**Set exercise:** Pull every "bastion" line out of the data below.

=== Stored data ===

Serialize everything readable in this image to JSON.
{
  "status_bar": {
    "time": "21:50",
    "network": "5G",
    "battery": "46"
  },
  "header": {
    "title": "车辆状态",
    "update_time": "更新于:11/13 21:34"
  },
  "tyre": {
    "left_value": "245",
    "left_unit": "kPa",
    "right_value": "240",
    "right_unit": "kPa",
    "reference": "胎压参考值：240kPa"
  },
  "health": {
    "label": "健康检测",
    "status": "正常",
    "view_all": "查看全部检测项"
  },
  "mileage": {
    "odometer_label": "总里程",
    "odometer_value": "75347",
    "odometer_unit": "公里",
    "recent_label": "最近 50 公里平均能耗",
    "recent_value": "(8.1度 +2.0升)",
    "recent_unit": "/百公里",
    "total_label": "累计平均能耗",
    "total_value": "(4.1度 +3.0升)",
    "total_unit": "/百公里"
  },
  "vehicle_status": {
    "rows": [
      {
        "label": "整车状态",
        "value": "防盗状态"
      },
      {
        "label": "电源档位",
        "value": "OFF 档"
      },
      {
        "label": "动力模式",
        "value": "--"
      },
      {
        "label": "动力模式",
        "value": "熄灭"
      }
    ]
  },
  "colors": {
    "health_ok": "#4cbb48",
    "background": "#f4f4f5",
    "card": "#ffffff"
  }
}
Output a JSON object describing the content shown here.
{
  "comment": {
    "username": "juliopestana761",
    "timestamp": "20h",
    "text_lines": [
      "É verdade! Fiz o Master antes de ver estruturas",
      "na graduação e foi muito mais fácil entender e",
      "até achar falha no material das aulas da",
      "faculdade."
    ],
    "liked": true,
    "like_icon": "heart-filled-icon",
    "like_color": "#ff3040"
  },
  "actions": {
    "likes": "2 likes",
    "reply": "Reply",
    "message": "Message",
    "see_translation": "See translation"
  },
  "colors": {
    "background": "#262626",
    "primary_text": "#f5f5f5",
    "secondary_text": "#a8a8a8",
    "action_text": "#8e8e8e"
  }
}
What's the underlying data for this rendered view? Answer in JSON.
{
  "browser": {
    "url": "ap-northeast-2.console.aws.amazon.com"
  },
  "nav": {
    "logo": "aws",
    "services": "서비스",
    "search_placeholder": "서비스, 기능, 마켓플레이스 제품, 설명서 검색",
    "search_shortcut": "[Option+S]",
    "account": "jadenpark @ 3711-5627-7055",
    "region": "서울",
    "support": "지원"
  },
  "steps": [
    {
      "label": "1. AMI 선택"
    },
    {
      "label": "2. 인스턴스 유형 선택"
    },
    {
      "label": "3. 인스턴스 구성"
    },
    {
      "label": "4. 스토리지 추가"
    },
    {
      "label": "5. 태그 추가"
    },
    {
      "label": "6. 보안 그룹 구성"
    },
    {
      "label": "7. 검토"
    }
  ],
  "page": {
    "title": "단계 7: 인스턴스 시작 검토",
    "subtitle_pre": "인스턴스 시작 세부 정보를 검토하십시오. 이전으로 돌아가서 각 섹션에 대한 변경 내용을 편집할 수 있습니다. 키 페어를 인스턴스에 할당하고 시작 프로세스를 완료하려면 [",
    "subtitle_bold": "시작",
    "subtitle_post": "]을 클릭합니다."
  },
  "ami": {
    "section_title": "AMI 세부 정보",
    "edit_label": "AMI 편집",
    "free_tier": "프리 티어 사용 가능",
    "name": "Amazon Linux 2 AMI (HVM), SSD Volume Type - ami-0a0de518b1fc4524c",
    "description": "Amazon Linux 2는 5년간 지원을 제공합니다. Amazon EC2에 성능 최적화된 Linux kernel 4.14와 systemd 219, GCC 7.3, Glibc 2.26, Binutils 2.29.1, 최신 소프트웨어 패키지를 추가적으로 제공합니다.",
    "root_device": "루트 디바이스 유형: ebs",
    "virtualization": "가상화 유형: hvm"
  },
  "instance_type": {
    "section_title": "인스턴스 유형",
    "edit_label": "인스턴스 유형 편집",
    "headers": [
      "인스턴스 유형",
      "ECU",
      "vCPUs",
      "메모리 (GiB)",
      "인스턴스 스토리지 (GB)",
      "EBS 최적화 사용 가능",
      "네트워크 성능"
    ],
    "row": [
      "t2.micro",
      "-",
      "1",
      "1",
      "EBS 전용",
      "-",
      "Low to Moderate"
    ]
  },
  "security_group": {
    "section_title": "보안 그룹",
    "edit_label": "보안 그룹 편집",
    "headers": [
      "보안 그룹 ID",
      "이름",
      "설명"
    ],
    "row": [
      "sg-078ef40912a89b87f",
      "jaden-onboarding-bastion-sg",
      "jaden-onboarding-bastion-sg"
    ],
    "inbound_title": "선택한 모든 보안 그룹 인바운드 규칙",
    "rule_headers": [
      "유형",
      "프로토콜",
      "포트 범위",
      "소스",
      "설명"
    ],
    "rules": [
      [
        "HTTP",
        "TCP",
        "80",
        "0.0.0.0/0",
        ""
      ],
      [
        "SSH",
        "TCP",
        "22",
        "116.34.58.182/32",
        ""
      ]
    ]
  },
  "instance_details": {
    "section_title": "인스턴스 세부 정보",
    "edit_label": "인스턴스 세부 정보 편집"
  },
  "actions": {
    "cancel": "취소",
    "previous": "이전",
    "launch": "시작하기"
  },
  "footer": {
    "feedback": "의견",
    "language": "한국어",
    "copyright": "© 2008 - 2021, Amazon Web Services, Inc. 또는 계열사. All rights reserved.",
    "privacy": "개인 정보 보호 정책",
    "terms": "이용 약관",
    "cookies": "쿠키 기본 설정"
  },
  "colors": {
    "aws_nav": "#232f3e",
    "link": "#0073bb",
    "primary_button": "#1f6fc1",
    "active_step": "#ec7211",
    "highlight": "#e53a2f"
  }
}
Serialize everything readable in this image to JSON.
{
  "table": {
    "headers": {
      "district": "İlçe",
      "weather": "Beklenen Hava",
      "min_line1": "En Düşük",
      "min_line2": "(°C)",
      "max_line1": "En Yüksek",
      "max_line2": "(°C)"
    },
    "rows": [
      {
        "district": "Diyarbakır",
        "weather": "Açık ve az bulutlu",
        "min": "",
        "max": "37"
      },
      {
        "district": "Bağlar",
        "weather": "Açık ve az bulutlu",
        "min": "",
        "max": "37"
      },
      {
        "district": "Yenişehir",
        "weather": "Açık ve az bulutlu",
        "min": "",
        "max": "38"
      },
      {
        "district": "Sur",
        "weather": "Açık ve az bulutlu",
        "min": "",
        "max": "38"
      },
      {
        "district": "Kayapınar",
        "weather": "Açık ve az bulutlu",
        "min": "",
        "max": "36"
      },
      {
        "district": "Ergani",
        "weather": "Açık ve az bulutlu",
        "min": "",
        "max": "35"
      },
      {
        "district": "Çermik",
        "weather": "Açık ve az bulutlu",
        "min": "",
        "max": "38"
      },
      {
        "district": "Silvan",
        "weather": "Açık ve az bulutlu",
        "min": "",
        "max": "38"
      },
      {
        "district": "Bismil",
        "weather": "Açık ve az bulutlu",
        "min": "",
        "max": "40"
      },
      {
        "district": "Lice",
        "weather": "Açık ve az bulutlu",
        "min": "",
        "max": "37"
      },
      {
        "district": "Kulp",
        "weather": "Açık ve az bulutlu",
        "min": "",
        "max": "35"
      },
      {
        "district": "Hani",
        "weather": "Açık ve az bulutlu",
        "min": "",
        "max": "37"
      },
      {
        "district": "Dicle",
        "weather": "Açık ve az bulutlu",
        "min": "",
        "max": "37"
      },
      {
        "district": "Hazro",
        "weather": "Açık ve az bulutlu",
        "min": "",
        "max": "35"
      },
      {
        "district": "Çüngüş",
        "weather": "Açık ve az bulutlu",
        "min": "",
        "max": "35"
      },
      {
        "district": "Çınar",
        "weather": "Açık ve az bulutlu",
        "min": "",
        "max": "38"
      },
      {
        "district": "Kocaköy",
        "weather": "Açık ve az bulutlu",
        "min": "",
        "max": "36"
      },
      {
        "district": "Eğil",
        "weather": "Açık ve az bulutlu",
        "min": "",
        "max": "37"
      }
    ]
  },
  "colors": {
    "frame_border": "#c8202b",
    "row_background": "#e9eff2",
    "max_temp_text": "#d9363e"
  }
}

===

**Final result:**
      "jaden-onboarding-bastion-sg",
      "jaden-onboarding-bastion-sg"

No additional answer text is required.